__Your goal__
Set the listing down again exactly, please, apart from its pictures.

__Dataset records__
Begin
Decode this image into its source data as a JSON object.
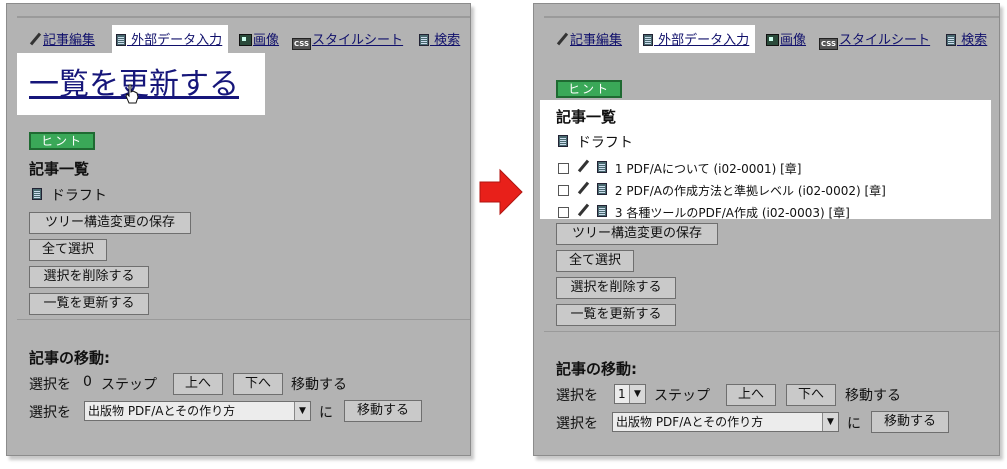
{
  "tabs": [
    {
      "label": "記事編集",
      "icon": "pencil-icon"
    },
    {
      "label": "外部データ入力",
      "icon": "document-icon"
    },
    {
      "label": "画像",
      "icon": "image-icon"
    },
    {
      "label": "スタイルシート",
      "icon": "css-icon",
      "icon_text": "CSS"
    },
    {
      "label": "検索",
      "icon": "document-icon"
    }
  ],
  "left": {
    "big_link": "一覧を更新する",
    "hint": "ヒント",
    "heading": "記事一覧",
    "draft": "ドラフト",
    "buttons": {
      "save_tree": "ツリー構造変更の保存",
      "select_all": "全て選択",
      "delete_selected": "選択を削除する",
      "refresh": "一覧を更新する"
    },
    "move": {
      "heading": "記事の移動:",
      "line1_prefix": "選択を",
      "step_value": "0",
      "step_label": "ステップ",
      "up": "上へ",
      "down": "下へ",
      "move_suffix": "移動する",
      "line2_prefix": "選択を",
      "target": "出版物 PDF/Aとその作り方",
      "ni": "に",
      "move_button": "移動する"
    }
  },
  "right": {
    "hint": "ヒント",
    "heading": "記事一覧",
    "draft": "ドラフト",
    "articles": [
      "1 PDF/Aについて (i02-0001) [章]",
      "2 PDF/Aの作成方法と準拠レベル (i02-0002) [章]",
      "3 各種ツールのPDF/A作成 (i02-0003) [章]"
    ],
    "buttons": {
      "save_tree": "ツリー構造変更の保存",
      "select_all": "全て選択",
      "delete_selected": "選択を削除する",
      "refresh": "一覧を更新する"
    },
    "move": {
      "heading": "記事の移動:",
      "line1_prefix": "選択を",
      "step_value": "1",
      "step_label": "ステップ",
      "up": "上へ",
      "down": "下へ",
      "move_suffix": "移動する",
      "line2_prefix": "選択を",
      "target": "出版物 PDF/Aとその作り方",
      "ni": "に",
      "move_button": "移動する"
    }
  },
  "colors": {
    "panel": "#b3b3b3",
    "hint": "#3aa858",
    "link": "#16167a",
    "arrow": "#e8201a"
  }
}
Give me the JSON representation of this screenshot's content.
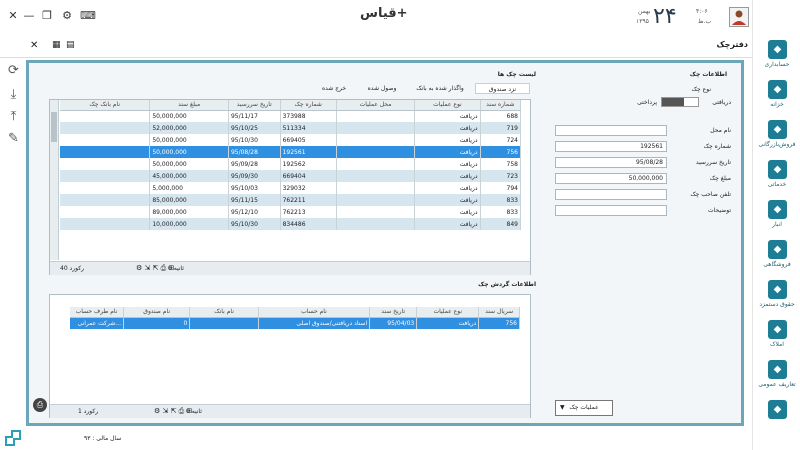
{
  "app": {
    "brand": "قیاس+",
    "page_title": "دفترچک",
    "status_fiscal_year": "سال مالی : ۹۳"
  },
  "clock": {
    "day": "۲۴",
    "month": "بهمن",
    "year": "۱۳۹۵",
    "time": "۴:۰۶",
    "ampm": "ب.ظ"
  },
  "window": {
    "close": "✕",
    "minimize": "—",
    "restore": "❐",
    "settings": "⚙",
    "keyboard": "⌨"
  },
  "nav": [
    {
      "label": "حسابداری",
      "icon": "book-icon",
      "color": "#1d7d95"
    },
    {
      "label": "خزانه",
      "icon": "vault-icon",
      "color": "#1d7d95"
    },
    {
      "label": "فروش‌بازرگانی",
      "icon": "globe-icon",
      "color": "#1d7d95"
    },
    {
      "label": "خدماتی",
      "icon": "gear-icon",
      "color": "#1d7d95"
    },
    {
      "label": "انبار",
      "icon": "warehouse-icon",
      "color": "#1d7d95"
    },
    {
      "label": "فروشگاهی",
      "icon": "shop-icon",
      "color": "#1d7d95"
    },
    {
      "label": "حقوق دستمزد",
      "icon": "wage-icon",
      "color": "#1d7d95"
    },
    {
      "label": "املاک",
      "icon": "house-icon",
      "color": "#1d7d95"
    },
    {
      "label": "تعاریف عمومی",
      "icon": "list-icon",
      "color": "#1d7d95"
    },
    {
      "label": "",
      "icon": "chart-icon",
      "color": "#1d7d95"
    }
  ],
  "form": {
    "section_title": "اطلاعات چک",
    "type_label": "نوع چک",
    "toggle_pay": "پرداختی",
    "toggle_recv": "دریافتی",
    "fields": [
      {
        "label": "نام محل",
        "value": ""
      },
      {
        "label": "شماره چک",
        "value": "192561"
      },
      {
        "label": "تاریخ سررسید",
        "value": "95/08/28"
      },
      {
        "label": "مبلغ چک",
        "value": "50,000,000"
      },
      {
        "label": "تلفن صاحب چک",
        "value": ""
      },
      {
        "label": "توضیحات",
        "value": ""
      }
    ],
    "ops_button": "عملیات چک"
  },
  "checks": {
    "title": "لیست چک ها",
    "tabs": [
      "نزد صندوق",
      "واگذار شده به بانک",
      "وصول شده",
      "خرج شده"
    ],
    "columns": [
      "شماره سند",
      "نوع عملیات",
      "محل عملیات",
      "شماره چک",
      "تاریخ سررسید",
      "مبلغ سند",
      "نام بانک چک"
    ],
    "rows": [
      [
        "688",
        "دریافت",
        "",
        "373988",
        "95/11/17",
        "50,000,000",
        ""
      ],
      [
        "719",
        "دریافت",
        "",
        "511334",
        "95/10/25",
        "52,000,000",
        ""
      ],
      [
        "724",
        "دریافت",
        "",
        "669405",
        "95/10/30",
        "50,000,000",
        ""
      ],
      [
        "756",
        "دریافت",
        "",
        "192561",
        "95/08/28",
        "50,000,000",
        ""
      ],
      [
        "758",
        "دریافت",
        "",
        "192562",
        "95/09/28",
        "50,000,000",
        ""
      ],
      [
        "723",
        "دریافت",
        "",
        "669404",
        "95/09/30",
        "45,000,000",
        ""
      ],
      [
        "794",
        "دریافت",
        "",
        "329032",
        "95/10/03",
        "5,000,000",
        ""
      ],
      [
        "833",
        "دریافت",
        "",
        "762211",
        "95/11/15",
        "85,000,000",
        ""
      ],
      [
        "833",
        "دریافت",
        "",
        "762213",
        "95/12/10",
        "89,000,000",
        ""
      ],
      [
        "849",
        "دریافت",
        "",
        "834486",
        "95/10/30",
        "10,000,000",
        ""
      ]
    ],
    "selected_index": 3,
    "footer_count": "40 رکورد",
    "footer_pages": "0 ثانیه"
  },
  "history": {
    "title": "اطلاعات گردش چک",
    "columns": [
      "سریال سند",
      "نوع عملیات",
      "تاریخ سند",
      "نام حساب",
      "نام بانک",
      "نام صندوق",
      "نام طرف حساب"
    ],
    "rows": [
      [
        "756",
        "دریافت",
        "95/04/03",
        "اسناد دریافتنی/صندوق اصلی",
        "",
        "0",
        "شرکت عمرانی..."
      ]
    ],
    "footer_count": "1 رکورد",
    "footer_pages": "0 ثانیه"
  }
}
End
__Solution below__
Decode this image into its source data as a JSON object.
{
  "tabs": [
    {
      "label": "記事編集",
      "icon": "pencil-icon"
    },
    {
      "label": "外部データ入力",
      "icon": "document-icon"
    },
    {
      "label": "画像",
      "icon": "image-icon"
    },
    {
      "label": "スタイルシート",
      "icon": "css-icon",
      "icon_text": "CSS"
    },
    {
      "label": "検索",
      "icon": "document-icon"
    }
  ],
  "left": {
    "big_link": "一覧を更新する",
    "hint": "ヒント",
    "heading": "記事一覧",
    "draft": "ドラフト",
    "buttons": {
      "save_tree": "ツリー構造変更の保存",
      "select_all": "全て選択",
      "delete_selected": "選択を削除する",
      "refresh": "一覧を更新する"
    },
    "move": {
      "heading": "記事の移動:",
      "line1_prefix": "選択を",
      "step_value": "0",
      "step_label": "ステップ",
      "up": "上へ",
      "down": "下へ",
      "move_suffix": "移動する",
      "line2_prefix": "選択を",
      "target": "出版物 PDF/Aとその作り方",
      "ni": "に",
      "move_button": "移動する"
    }
  },
  "right": {
    "hint": "ヒント",
    "heading": "記事一覧",
    "draft": "ドラフト",
    "articles": [
      "1 PDF/Aについて (i02-0001) [章]",
      "2 PDF/Aの作成方法と準拠レベル (i02-0002) [章]",
      "3 各種ツールのPDF/A作成 (i02-0003) [章]"
    ],
    "buttons": {
      "save_tree": "ツリー構造変更の保存",
      "select_all": "全て選択",
      "delete_selected": "選択を削除する",
      "refresh": "一覧を更新する"
    },
    "move": {
      "heading": "記事の移動:",
      "line1_prefix": "選択を",
      "step_value": "1",
      "step_label": "ステップ",
      "up": "上へ",
      "down": "下へ",
      "move_suffix": "移動する",
      "line2_prefix": "選択を",
      "target": "出版物 PDF/Aとその作り方",
      "ni": "に",
      "move_button": "移動する"
    }
  },
  "colors": {
    "panel": "#b3b3b3",
    "hint": "#3aa858",
    "link": "#16167a",
    "arrow": "#e8201a"
  }
}
Give me the JSON representation of this screenshot's content.
{
  "app": {
    "brand": "قیاس+",
    "page_title": "دفترچک",
    "status_fiscal_year": "سال مالی : ۹۳"
  },
  "clock": {
    "day": "۲۴",
    "month": "بهمن",
    "year": "۱۳۹۵",
    "time": "۴:۰۶",
    "ampm": "ب.ظ"
  },
  "window": {
    "close": "✕",
    "minimize": "—",
    "restore": "❐",
    "settings": "⚙",
    "keyboard": "⌨"
  },
  "nav": [
    {
      "label": "حسابداری",
      "icon": "book-icon",
      "color": "#1d7d95"
    },
    {
      "label": "خزانه",
      "icon": "vault-icon",
      "color": "#1d7d95"
    },
    {
      "label": "فروش‌بازرگانی",
      "icon": "globe-icon",
      "color": "#1d7d95"
    },
    {
      "label": "خدماتی",
      "icon": "gear-icon",
      "color": "#1d7d95"
    },
    {
      "label": "انبار",
      "icon": "warehouse-icon",
      "color": "#1d7d95"
    },
    {
      "label": "فروشگاهی",
      "icon": "shop-icon",
      "color": "#1d7d95"
    },
    {
      "label": "حقوق دستمزد",
      "icon": "wage-icon",
      "color": "#1d7d95"
    },
    {
      "label": "املاک",
      "icon": "house-icon",
      "color": "#1d7d95"
    },
    {
      "label": "تعاریف عمومی",
      "icon": "list-icon",
      "color": "#1d7d95"
    },
    {
      "label": "",
      "icon": "chart-icon",
      "color": "#1d7d95"
    }
  ],
  "form": {
    "section_title": "اطلاعات چک",
    "type_label": "نوع چک",
    "toggle_pay": "پرداختی",
    "toggle_recv": "دریافتی",
    "fields": [
      {
        "label": "نام محل",
        "value": ""
      },
      {
        "label": "شماره چک",
        "value": "192561"
      },
      {
        "label": "تاریخ سررسید",
        "value": "95/08/28"
      },
      {
        "label": "مبلغ چک",
        "value": "50,000,000"
      },
      {
        "label": "تلفن صاحب چک",
        "value": ""
      },
      {
        "label": "توضیحات",
        "value": ""
      }
    ],
    "ops_button": "عملیات چک"
  },
  "checks": {
    "title": "لیست چک ها",
    "tabs": [
      "نزد صندوق",
      "واگذار شده به بانک",
      "وصول شده",
      "خرج شده"
    ],
    "columns": [
      "شماره سند",
      "نوع عملیات",
      "محل عملیات",
      "شماره چک",
      "تاریخ سررسید",
      "مبلغ سند",
      "نام بانک چک"
    ],
    "rows": [
      [
        "688",
        "دریافت",
        "",
        "373988",
        "95/11/17",
        "50,000,000",
        ""
      ],
      [
        "719",
        "دریافت",
        "",
        "511334",
        "95/10/25",
        "52,000,000",
        ""
      ],
      [
        "724",
        "دریافت",
        "",
        "669405",
        "95/10/30",
        "50,000,000",
        ""
      ],
      [
        "756",
        "دریافت",
        "",
        "192561",
        "95/08/28",
        "50,000,000",
        ""
      ],
      [
        "758",
        "دریافت",
        "",
        "192562",
        "95/09/28",
        "50,000,000",
        ""
      ],
      [
        "723",
        "دریافت",
        "",
        "669404",
        "95/09/30",
        "45,000,000",
        ""
      ],
      [
        "794",
        "دریافت",
        "",
        "329032",
        "95/10/03",
        "5,000,000",
        ""
      ],
      [
        "833",
        "دریافت",
        "",
        "762211",
        "95/11/15",
        "85,000,000",
        ""
      ],
      [
        "833",
        "دریافت",
        "",
        "762213",
        "95/12/10",
        "89,000,000",
        ""
      ],
      [
        "849",
        "دریافت",
        "",
        "834486",
        "95/10/30",
        "10,000,000",
        ""
      ]
    ],
    "selected_index": 3,
    "footer_count": "40 رکورد",
    "footer_pages": "0 ثانیه"
  },
  "history": {
    "title": "اطلاعات گردش چک",
    "columns": [
      "سریال سند",
      "نوع عملیات",
      "تاریخ سند",
      "نام حساب",
      "نام بانک",
      "نام صندوق",
      "نام طرف حساب"
    ],
    "rows": [
      [
        "756",
        "دریافت",
        "95/04/03",
        "اسناد دریافتنی/صندوق اصلی",
        "",
        "0",
        "شرکت عمرانی..."
      ]
    ],
    "footer_count": "1 رکورد",
    "footer_pages": "0 ثانیه"
  }
}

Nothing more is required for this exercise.